■ **DIRECTIONS FOR THIS TASK**
Rewrite the lines of the material between the line containing "correction-notice [849,1513,1564,1694]" and the line containing "editor-note-text: [We do", inclusive, replacing "letter-paragraph" with "letter-body" and leaving everything else unchanged.

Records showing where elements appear
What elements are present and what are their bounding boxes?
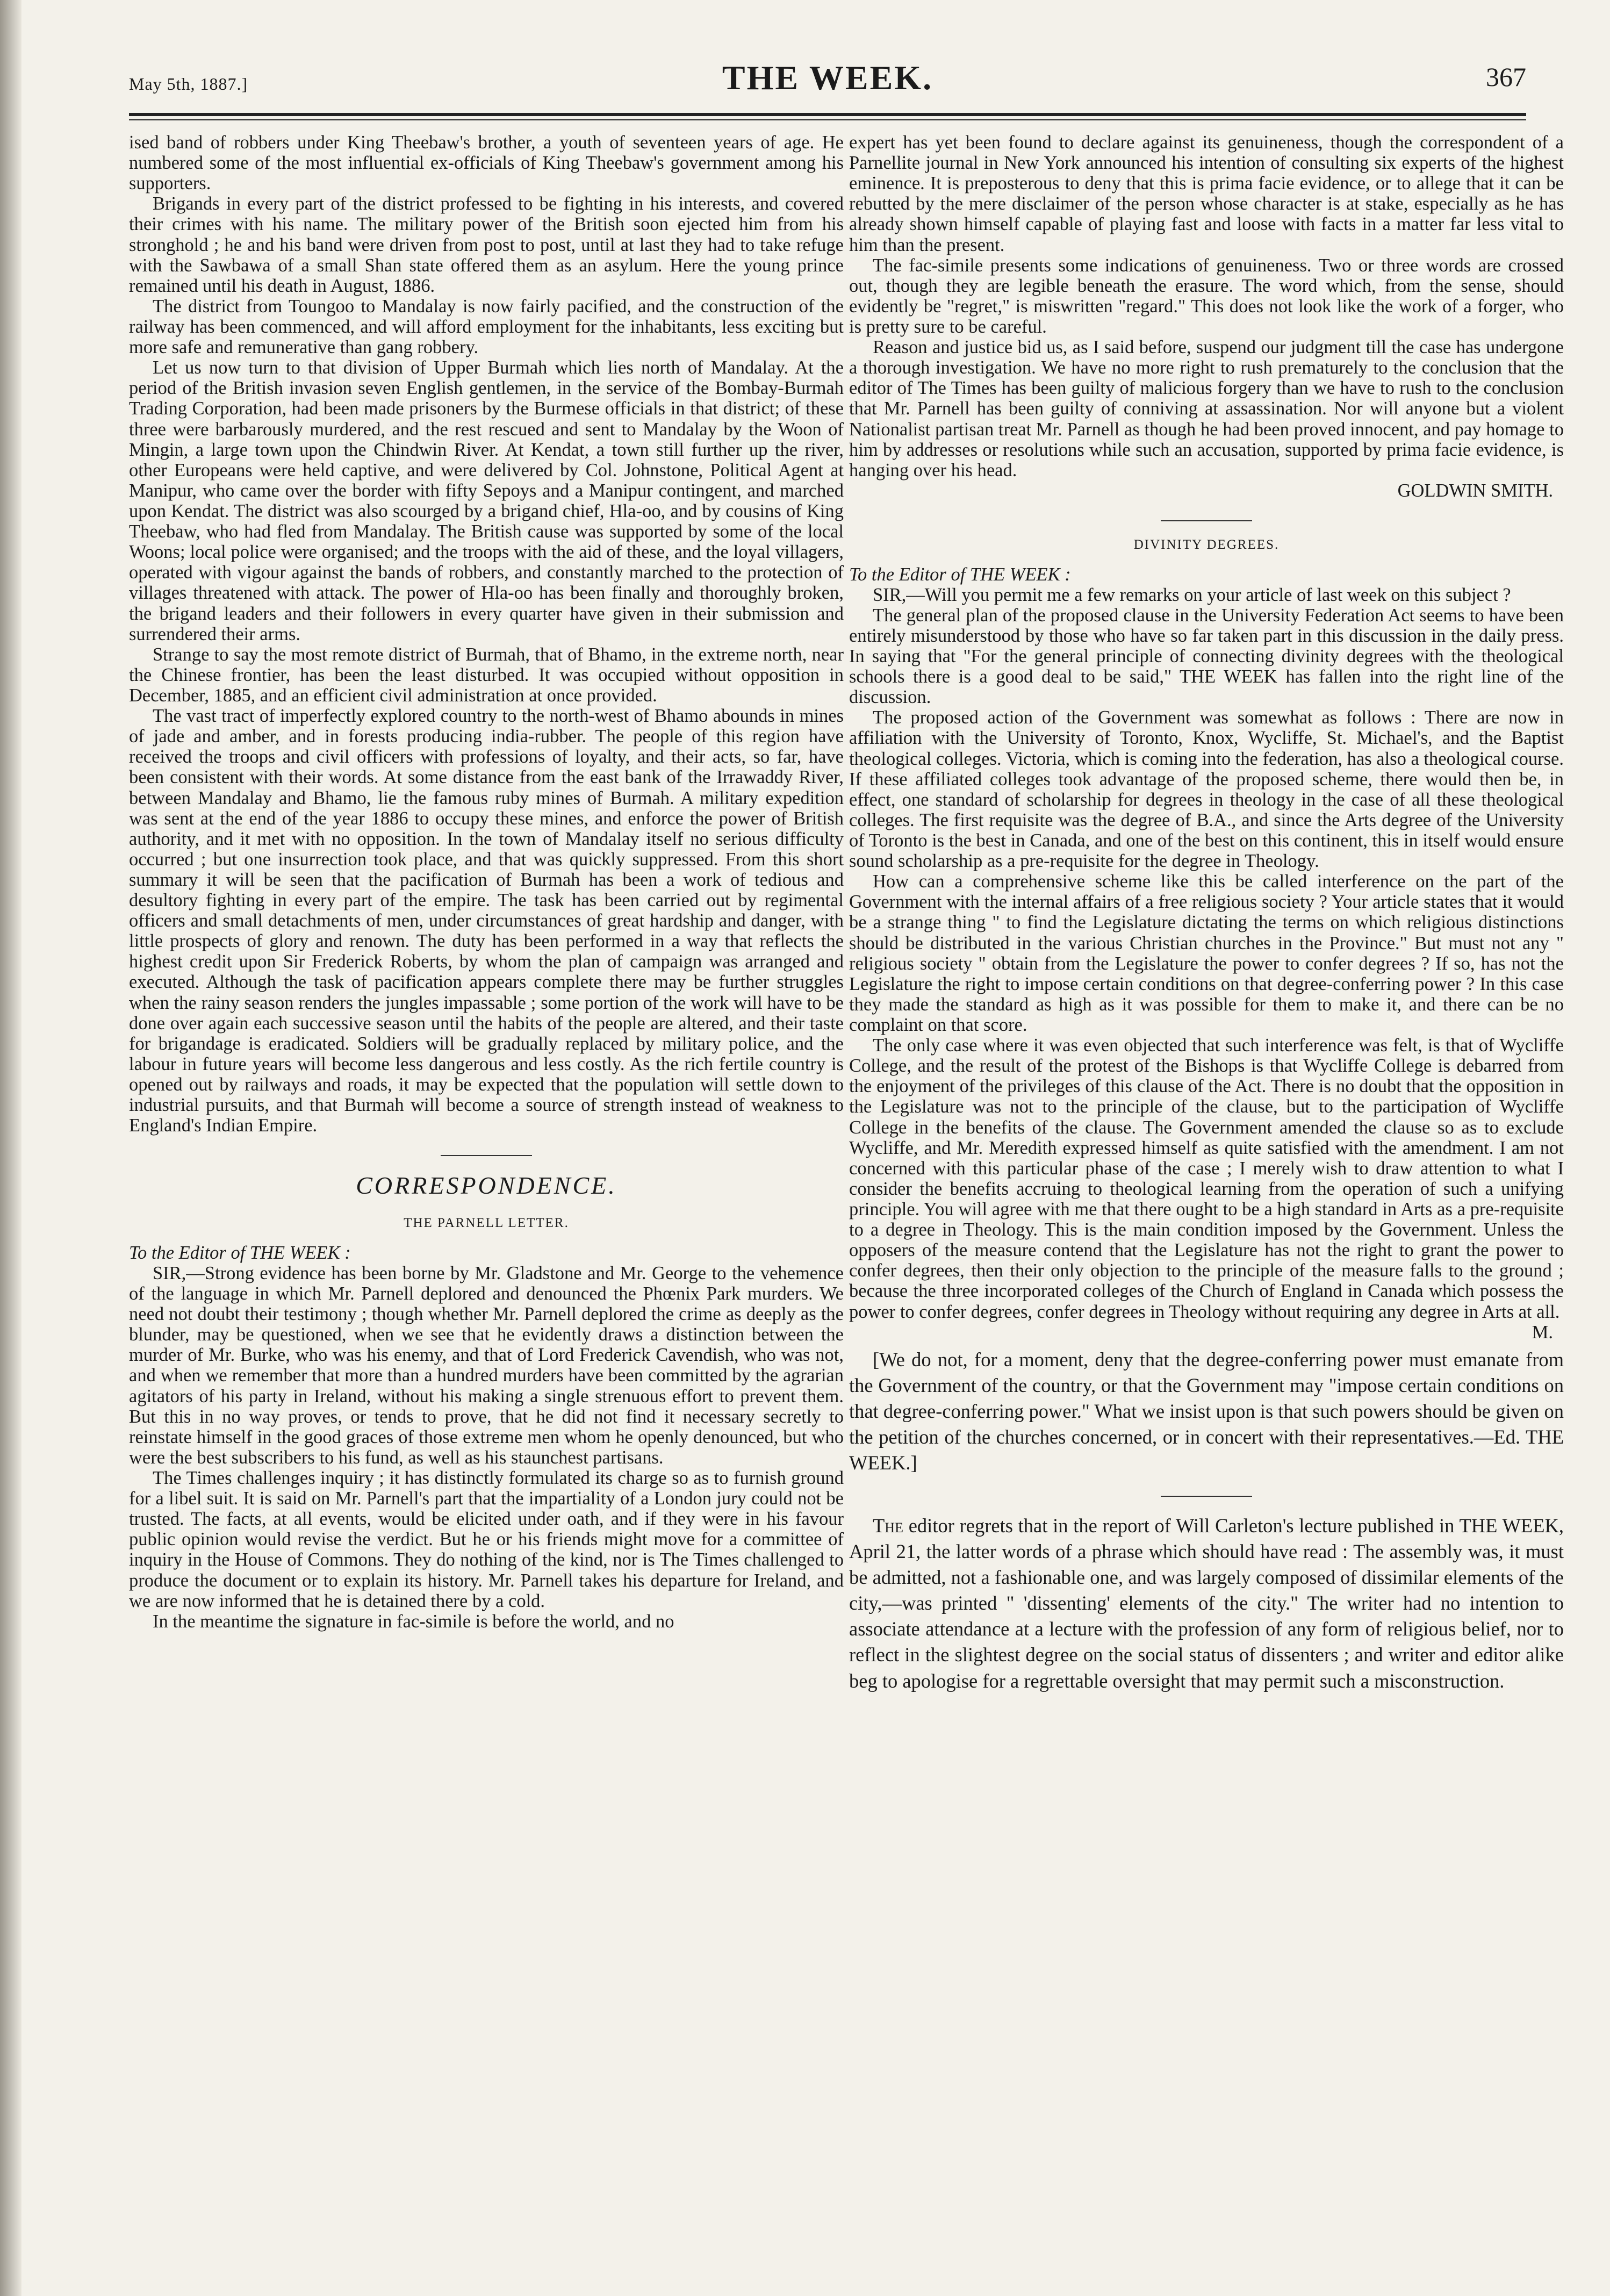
correction-notice [849,1513,1564,1694]
issue-date: May 5th, 1887.] [129,74,248,94]
letter-paragraph: The Times challenges inquiry ; it has distinctly formulated its charge so as to furnish ground for a libel suit. It is said on Mr. Parnell's part that the impartiality of a London jury could not be trusted. The facts, at all events, would be elicited under oath, and if they were in his favour public opinion would revise the verdict. But he or his friends might move for a committee of inquiry in the House of Commons. They do nothing of the kind, nor is The Times challenged to produce the document or to explain its history. Mr. Parnell takes his departure for Ireland, and we are now informed that he is detained there by a cold. [129,1468,844,1611]
editor-note-text: [We do not, for a moment, deny that the degree-conferring power must emanate from the Government of the country, or that the Government may "impose certain conditions on that degree-conferring power." What we insist upon is that such powers should be given on the petition of the churches concerned, or in concert with their representatives.—Ed. THE WEEK.] [849,1348,1564,1474]
letter-paragraph: expert has yet been found to declare against its genuineness, though the correspondent of a Parnellite journal in New York announced his intention of consulting six experts of the highest eminence. It is preposterous to deny that this is prima facie evidence, or to allege that it can be rebutted by the mere disclaimer of the person whose character is at stake, especially as he has already shown himself capable of playing fast and loose with facts in a matter far less vital to him than the present. [849,132,1564,255]
editor-note [849,1347,1564,1476]
notice-lead-word: The [873,1514,903,1537]
right-column [849,132,1564,1694]
signature-name: GOLDWIN SMITH. [1397,480,1553,501]
section-divider [1161,520,1252,521]
article-paragraph: ised band of robbers under King Theebaw's brother, a youth of seventeen years of age. He numbered some of the most influential ex-officials of King Theebaw's government among his supporters. [129,132,844,194]
letter-title-divinity: DIVINITY DEGREES. [1133,537,1280,552]
letter-signature-goldwin-smith [849,480,1564,501]
letter-salutation: To the Editor of THE WEEK : [129,1242,351,1263]
page-header [129,58,1526,112]
article-paragraph: The vast tract of imperfectly explored country to the north-west of Bhamo abounds in mines of jade and amber, and in forests producing india-rubber. The people of this region have received the troops and civil officers with professions of loyalty, and their acts, so far, have been consistent with their words. At some distance from the east bank of the Irrawaddy River, between Mandalay and Bhamo, lie the famous ruby mines of Burmah. A military expedition was sent at the end of the year 1886 to occupy these mines, and enforce the power of British authority, and it met with no opposition. In the town of Mandalay itself no serious difficulty occurred ; but one insurrection took place, and that was quickly suppressed. From this short summary it will be seen that the pacification of Burmah has been a work of tedious and desultory fighting in every part of the empire. The task has been carried out by regimental officers and small detachments of men, under circumstances of great hardship and danger, with little prospects of glory and renown. The duty has been performed in a way that reflects the highest credit upon Sir Frederick Roberts, by whom the plan of campaign was arranged and executed. Although the task of pacification appears complete there may be further struggles when the rainy season renders the jungles impassable ; some portion of the work will have to be done over again each successive season until the habits of the people are altered, and their taste for brigandage is eradicated. Soldiers will be gradually replaced by military police, and the labour in future years will become less dangerous and less costly. As the rich fertile country is opened out by railways and roads, it may be expected that the population will settle down to industrial pursuits, and that Burmah will become a source of strength instead of weakness to England's Indian Empire. [129,706,844,1136]
letter-paragraph: Reason and justice bid us, as I said before, suspend our judgment till the case has undergone a thorough investigation. We have no more right to rush prematurely to the conclusion that the editor of The Times has been guilty of malicious forgery than we have to rush to the conclusion that Mr. Parnell has been guilty of conniving at assassination. Nor will anyone but a violent Nationalist partisan treat Mr. Parnell as though he had been proved innocent, and pay homage to him by addresses or resolutions while such an accusation, supported by prima facie evidence, is hanging over his head. [849,337,1564,480]
letter-paragraph: SIR,—Will you permit me a few remarks on your article of last week on this subject ? [873,584,1511,605]
left-column [129,132,844,1632]
letter-signature-m [849,1322,1564,1343]
correspondence-heading: CORRESPONDENCE. [356,1172,617,1200]
masthead-title: THE WEEK. [722,59,933,97]
header-rule-thin [129,119,1526,120]
article-paragraph: Let us now turn to that division of Upper Burmah which lies north of Mandalay. At the period of the British invasion seven English gentlemen, in the service of the Bombay-Burmah Trading Corporation, had been made prisoners by the Burmese officials in that district; of these three were barbarously murdered, and the rest rescued and sent to Mandalay by the Woon of Mingin, a large town upon the Chindwin River. At Kendat, a town still further up the river, other Europeans were held captive, and were delivered by Col. Johnstone, Political Agent at Manipur, who came over the border with fifty Sepoys and a Manipur contingent, and marched upon Kendat. The district was also scourged by a brigand chief, Hla-oo, and by cousins of King Theebaw, who had fled from Mandalay. The British cause was supported by some of the local Woons; local police were organised; and the troops with the aid of these, and the loyal villagers, operated with vigour against the bands of robbers, and constantly marched to the protection of villages threatened with attack. The power of Hla-oo has been finally and thoroughly broken, the brigand leaders and their followers in every quarter have given in their submission and surrendered their arms. [129,357,844,644]
article-paragraph: Strange to say the most remote district of Burmah, that of Bhamo, in the extreme north, near the Chinese frontier, has been the least disturbed. It was occupied without opposition in December, 1885, and an efficient civil administration at once provided. [129,644,844,706]
letter-salutation: To the Editor of THE WEEK : [849,564,1071,585]
letter-paragraph: The proposed action of the Government was somewhat as follows : There are now in affiliation with the University of Toronto, Knox, Wycliffe, St. Michael's, and the Baptist theological colleges. Victoria, which is coming into the federation, has also a theological course. If these affiliated colleges took advantage of the proposed scheme, there would then be, in effect, one standard of scholarship for degrees in theology in the case of all these theological colleges. The first requisite was the degree of B.A., and since the Arts degree of the University of Toronto is the best in Canada, and one of the best on this continent, this in itself would ensure sound scholarship as a pre-requisite for the degree in Theology. [849,707,1564,872]
letter-paragraph: The general plan of the proposed clause in the University Federation Act seems to have been entirely misunderstood by those who have so far taken part in this discussion in the daily press. In saying that "For the general principle of connecting divinity degrees with the theological schools there is a good deal to be said," THE WEEK has fallen into the right line of the discussion. [849,605,1564,708]
section-divider [441,1155,532,1156]
letter-paragraph: How can a comprehensive scheme like this be called interference on the part of the Government with the internal affairs of a free religious society ? Your article states that it would be a strange thing " to find the Legislature dictating the terms on which religious distinctions should be distributed in the various Christian churches in the Province." But must not any " religious society " obtain from the Legislature the power to confer degrees ? If so, has not the Legislature the right to impose certain conditions on that degree-conferring power ? In this case they made the standard as high as it was possible for them to make it, and there can be no complaint on that score. [849,871,1564,1035]
letter-title-parnell: THE PARNELL LETTER. [404,1216,569,1231]
letter-paragraph: The only case where it was even objected that such interference was felt, is that of Wycliffe College, and the result of the protest of the Bishops is that Wycliffe College is debarred from the enjoyment of the privileges of this clause of the Act. There is no doubt that the opposition in the Legislature was not to the principle of the clause, but to the participation of Wycliffe College in the benefits of the clause. The Government amended the clause so as to exclude Wycliffe, and Mr. Meredith expressed himself as quite satisfied with the amendment. I am not concerned with this particular phase of the case ; I merely wish to draw attention to what I consider the benefits accruing to theological learning from the operation of such a unifying principle. You will agree with me that there ought to be a high standard in Arts as a pre-requisite to a degree in Theology. This is the main condition imposed by the Government. Unless the opposers of the measure contend that the Legislature has not the right to grant the power to confer degrees, then their only objection to the principle of the measure falls to the ground ; because the three incorporated colleges of the Church of England in Canada which possess the power to confer degrees, confer degrees in Theology without requiring any degree in Arts at all. [849,1035,1564,1322]
signature-initial: M. [1532,1322,1553,1343]
letter-paragraph: SIR,—Strong evidence has been borne by Mr. Gladstone and Mr. George to the vehemence of the language in which Mr. Parnell deplored and denounced the Phœnix Park murders. We need not doubt their testimony ; though whether Mr. Parnell deplored the crime as deeply as the blunder, may be questioned, when we see that he evidently draws a distinction between the murder of Mr. Burke, who was his enemy, and that of Lord Frederick Cavendish, who was not, and when we remember that more than a hundred murders have been committed by the agrarian agitators of his party in Ireland, without his making a single strenuous effort to prevent them. But this in no way proves, or tends to prove, that he did not find it necessary secretly to reinstate himself in the good graces of those extreme men whom he openly denounced, but who were the best subscribers to his fund, as well as his staunchest partisans. [129,1262,844,1468]
notice-body: editor regrets that in the report of Will Carleton's lecture published in THE WEEK, April 21, the latter words of a phrase which should have read : The assembly was, it must be admitted, not a fashionable one, and was largely composed of dissimilar elements of the city,—was printed " 'dissenting' elements of the city." The writer had no intention to associate attendance at a lecture with the profession of any form of religious belief, nor to reflect in the slightest degree on the social status of dissenters ; and writer and editor alike beg to apologise for a regrettable oversight that may permit such a misconstruction. [849,1514,1564,1692]
letter-paragraph: The fac-simile presents some indications of genuineness. Two or three words are crossed out, though they are legible beneath the erasure. The word which, from the sense, should evidently be "regret," is miswritten "regard." This does not look like the work of a forger, who is pretty sure to be careful. [849,255,1564,337]
correction-notice-text [849,1513,1564,1694]
letter-paragraph: In the meantime the signature in fac-simile is before the world, and no [153,1611,674,1632]
page-number: 367 [1486,62,1526,92]
header-rule-thick [129,113,1526,116]
page-gutter-shadow [0,0,21,2296]
article-paragraph: Brigands in every part of the district professed to be fighting in his interests, and covered their crimes with his name. The military power of the British soon ejected him from his stronghold ; he and his band were driven from post to post, until at last they had to take refuge with the Sawbawa of a small Shan state offered them as an asylum. Here the young prince remained until his death in August, 1886. [129,193,844,296]
section-divider [1161,1496,1252,1497]
article-paragraph: The district from Toungoo to Mandalay is now fairly pacified, and the construction of the railway has been commenced, and will afford employment for the inhabitants, less exciting but more safe and remunerative than gang robbery. [129,296,844,358]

■ **SOLUTION BELOW**
correction-notice [849,1513,1564,1694]
issue-date: May 5th, 1887.] [129,74,248,94]
letter-body: The Times challenges inquiry ; it has distinctly formulated its charge so as to furnish ground for a libel suit. It is said on Mr. Parnell's part that the impartiality of a London jury could not be trusted. The facts, at all events, would be elicited under oath, and if they were in his favour public opinion would revise the verdict. But he or his friends might move for a committee of inquiry in the House of Commons. They do nothing of the kind, nor is The Times challenged to produce the document or to explain its history. Mr. Parnell takes his departure for Ireland, and we are now informed that he is detained there by a cold. [129,1468,844,1611]
editor-note-text: [We do not, for a moment, deny that the degree-conferring power must emanate from the Government of the country, or that the Government may "impose certain conditions on that degree-conferring power." What we insist upon is that such powers should be given on the petition of the churches concerned, or in concert with their representatives.—Ed. THE WEEK.] [849,1348,1564,1474]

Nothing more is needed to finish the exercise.